++++ Data rows ++++
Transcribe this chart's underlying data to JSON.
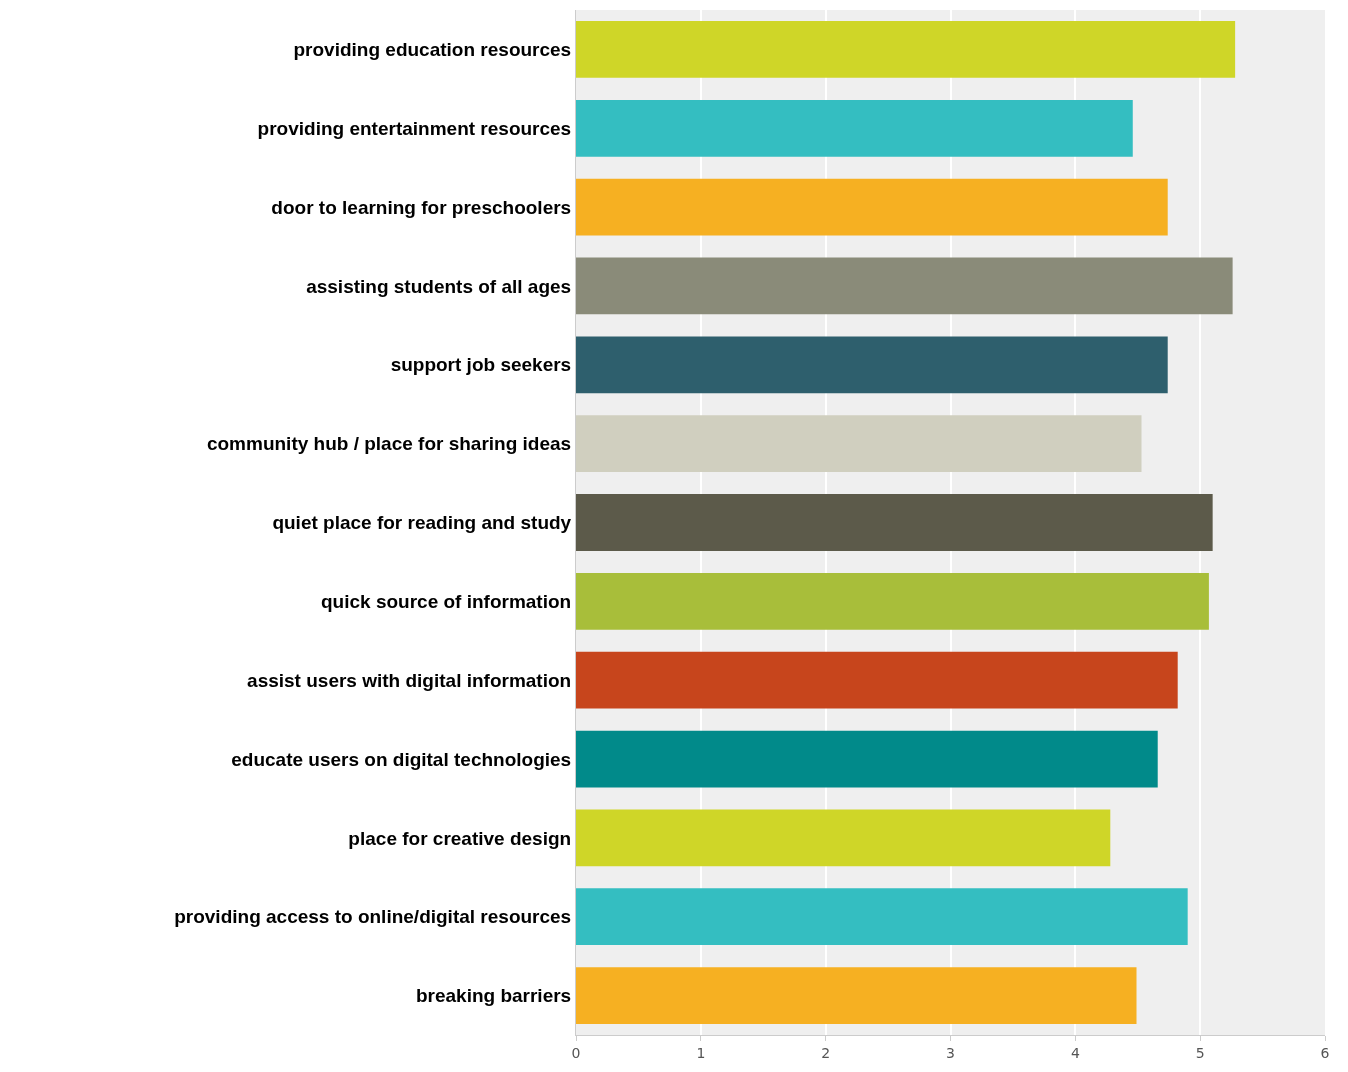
{
  "chart_data": {
    "type": "bar",
    "orientation": "horizontal",
    "categories": [
      "providing education resources",
      "providing entertainment resources",
      "door to learning for preschoolers",
      "assisting students of all ages",
      "support job seekers",
      "community hub / place for sharing ideas",
      "quiet place for reading and study",
      "quick source of information",
      "assist users with digital information",
      "educate users on digital technologies",
      "place for creative design",
      "providing access to online/digital resources",
      "breaking barriers"
    ],
    "values": [
      5.28,
      4.46,
      4.74,
      5.26,
      4.74,
      4.53,
      5.1,
      5.07,
      4.82,
      4.66,
      4.28,
      4.9,
      4.49
    ],
    "colors": [
      "#cfd628",
      "#34bec1",
      "#f6b022",
      "#8a8b79",
      "#2e5f6d",
      "#d0cfbf",
      "#5c5a4a",
      "#a8be3a",
      "#c7451c",
      "#018a8a",
      "#cfd628",
      "#34bec1",
      "#f6b022"
    ],
    "xlim": [
      0,
      6
    ],
    "xticks": [
      0,
      1,
      2,
      3,
      4,
      5,
      6
    ],
    "grid": "x"
  }
}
++++
◆ What you should do ◆
Go through the material above and print all of it exactly, except the pictures.

◆ Correct response ◆
Transcribe this chart's underlying data to JSON.
{
  "chart_data": {
    "type": "bar",
    "orientation": "horizontal",
    "categories": [
      "providing education resources",
      "providing entertainment resources",
      "door to learning for preschoolers",
      "assisting students of all ages",
      "support job seekers",
      "community hub / place for sharing ideas",
      "quiet place for reading and study",
      "quick source of information",
      "assist users with digital information",
      "educate users on digital technologies",
      "place for creative design",
      "providing access to online/digital resources",
      "breaking barriers"
    ],
    "values": [
      5.28,
      4.46,
      4.74,
      5.26,
      4.74,
      4.53,
      5.1,
      5.07,
      4.82,
      4.66,
      4.28,
      4.9,
      4.49
    ],
    "colors": [
      "#cfd628",
      "#34bec1",
      "#f6b022",
      "#8a8b79",
      "#2e5f6d",
      "#d0cfbf",
      "#5c5a4a",
      "#a8be3a",
      "#c7451c",
      "#018a8a",
      "#cfd628",
      "#34bec1",
      "#f6b022"
    ],
    "xlim": [
      0,
      6
    ],
    "xticks": [
      0,
      1,
      2,
      3,
      4,
      5,
      6
    ],
    "grid": "x"
  }
}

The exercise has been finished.